• [Problem] Please quote the material exactly, every line of it.

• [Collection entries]
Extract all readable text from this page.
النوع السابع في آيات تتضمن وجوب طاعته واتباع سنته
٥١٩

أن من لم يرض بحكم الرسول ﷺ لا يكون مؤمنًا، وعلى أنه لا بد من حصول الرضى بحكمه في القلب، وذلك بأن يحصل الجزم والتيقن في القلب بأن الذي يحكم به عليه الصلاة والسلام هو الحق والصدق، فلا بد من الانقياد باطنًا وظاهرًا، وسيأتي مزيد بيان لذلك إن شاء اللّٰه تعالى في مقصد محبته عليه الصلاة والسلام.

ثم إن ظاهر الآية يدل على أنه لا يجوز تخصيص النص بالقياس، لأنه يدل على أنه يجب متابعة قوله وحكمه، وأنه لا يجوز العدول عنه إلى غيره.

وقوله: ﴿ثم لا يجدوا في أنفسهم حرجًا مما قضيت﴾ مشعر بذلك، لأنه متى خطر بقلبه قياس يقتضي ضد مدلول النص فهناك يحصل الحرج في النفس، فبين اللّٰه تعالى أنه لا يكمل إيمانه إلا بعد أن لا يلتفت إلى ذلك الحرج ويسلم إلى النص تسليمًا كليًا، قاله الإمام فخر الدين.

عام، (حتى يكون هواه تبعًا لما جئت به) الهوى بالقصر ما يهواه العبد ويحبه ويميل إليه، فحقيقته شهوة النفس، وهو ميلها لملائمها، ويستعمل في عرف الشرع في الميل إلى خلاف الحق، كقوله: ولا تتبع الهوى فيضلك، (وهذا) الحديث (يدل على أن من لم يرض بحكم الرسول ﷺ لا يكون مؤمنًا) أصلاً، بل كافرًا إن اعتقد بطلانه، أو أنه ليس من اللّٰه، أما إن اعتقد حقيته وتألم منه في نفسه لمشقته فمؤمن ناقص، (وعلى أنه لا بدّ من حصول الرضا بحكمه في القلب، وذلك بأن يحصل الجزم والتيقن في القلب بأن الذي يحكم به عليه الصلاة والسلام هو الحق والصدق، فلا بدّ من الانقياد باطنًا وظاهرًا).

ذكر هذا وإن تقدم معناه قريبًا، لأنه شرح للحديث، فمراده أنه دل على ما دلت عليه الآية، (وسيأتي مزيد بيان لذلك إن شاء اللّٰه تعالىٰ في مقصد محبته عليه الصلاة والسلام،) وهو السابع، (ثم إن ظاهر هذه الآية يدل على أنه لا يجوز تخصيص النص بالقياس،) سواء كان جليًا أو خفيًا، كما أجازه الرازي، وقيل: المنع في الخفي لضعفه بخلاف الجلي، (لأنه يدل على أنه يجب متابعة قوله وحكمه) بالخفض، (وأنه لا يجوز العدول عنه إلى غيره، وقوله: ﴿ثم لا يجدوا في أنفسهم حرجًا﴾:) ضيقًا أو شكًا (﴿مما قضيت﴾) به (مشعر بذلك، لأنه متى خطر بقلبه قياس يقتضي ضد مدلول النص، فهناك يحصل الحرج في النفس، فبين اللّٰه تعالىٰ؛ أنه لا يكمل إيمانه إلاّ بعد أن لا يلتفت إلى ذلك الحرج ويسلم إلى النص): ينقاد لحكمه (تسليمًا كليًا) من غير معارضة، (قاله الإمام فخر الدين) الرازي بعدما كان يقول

• [Exercise result]
Extract all readable text from this page.
النوع السابع في آيات تتضمن وجوب طاعته واتباع سنته
٥١٩

أن من لم يرض بحكم الرسول ﷺ لا يكون مؤمنًا، وعلى أنه لا بد من حصول الرضى بحكمه في القلب، وذلك بأن يحصل الجزم والتيقن في القلب بأن الذي يحكم به عليه الصلاة والسلام هو الحق والصدق، فلا بد من الانقياد باطنًا وظاهرًا، وسيأتي مزيد بيان لذلك إن شاء اللّٰه تعالى في مقصد محبته عليه الصلاة والسلام.

ثم إن ظاهر الآية يدل على أنه لا يجوز تخصيص النص بالقياس، لأنه يدل على أنه يجب متابعة قوله وحكمه، وأنه لا يجوز العدول عنه إلى غيره.

وقوله: ﴿ثم لا يجدوا في أنفسهم حرجًا مما قضيت﴾ مشعر بذلك، لأنه متى خطر بقلبه قياس يقتضي ضد مدلول النص فهناك يحصل الحرج في النفس، فبين اللّٰه تعالى أنه لا يكمل إيمانه إلا بعد أن لا يلتفت إلى ذلك الحرج ويسلم إلى النص تسليمًا كليًا، قاله الإمام فخر الدين.

عام، (حتى يكون هواه تبعًا لما جئت به) الهوى بالقصر ما يهواه العبد ويحبه ويميل إليه، فحقيقته شهوة النفس، وهو ميلها لملائمها، ويستعمل في عرف الشرع في الميل إلى خلاف الحق، كقوله: ولا تتبع الهوى فيضلك، (وهذا) الحديث (يدل على أن من لم يرض بحكم الرسول ﷺ لا يكون مؤمنًا) أصلاً، بل كافرًا إن اعتقد بطلانه، أو أنه ليس من اللّٰه، أما إن اعتقد حقيته وتألم منه في نفسه لمشقته فمؤمن ناقص، (وعلى أنه لا بدّ من حصول الرضا بحكمه في القلب، وذلك بأن يحصل الجزم والتيقن في القلب بأن الذي يحكم به عليه الصلاة والسلام هو الحق والصدق، فلا بدّ من الانقياد باطنًا وظاهرًا).

ذكر هذا وإن تقدم معناه قريبًا، لأنه شرح للحديث، فمراده أنه دل على ما دلت عليه الآية، (وسيأتي مزيد بيان لذلك إن شاء اللّٰه تعالىٰ في مقصد محبته عليه الصلاة والسلام،) وهو السابع، (ثم إن ظاهر هذه الآية يدل على أنه لا يجوز تخصيص النص بالقياس،) سواء كان جليًا أو خفيًا، كما أجازه الرازي، وقيل: المنع في الخفي لضعفه بخلاف الجلي، (لأنه يدل على أنه يجب متابعة قوله وحكمه) بالخفض، (وأنه لا يجوز العدول عنه إلى غيره، وقوله: ﴿ثم لا يجدوا في أنفسهم حرجًا﴾:) ضيقًا أو شكًا (﴿مما قضيت﴾) به (مشعر بذلك، لأنه متى خطر بقلبه قياس يقتضي ضد مدلول النص، فهناك يحصل الحرج في النفس، فبين اللّٰه تعالىٰ؛ أنه لا يكمل إيمانه إلاّ بعد أن لا يلتفت إلى ذلك الحرج ويسلم إلى النص): ينقاد لحكمه (تسليمًا كليًا) من غير معارضة، (قاله الإمام فخر الدين) الرازي بعدما كان يقول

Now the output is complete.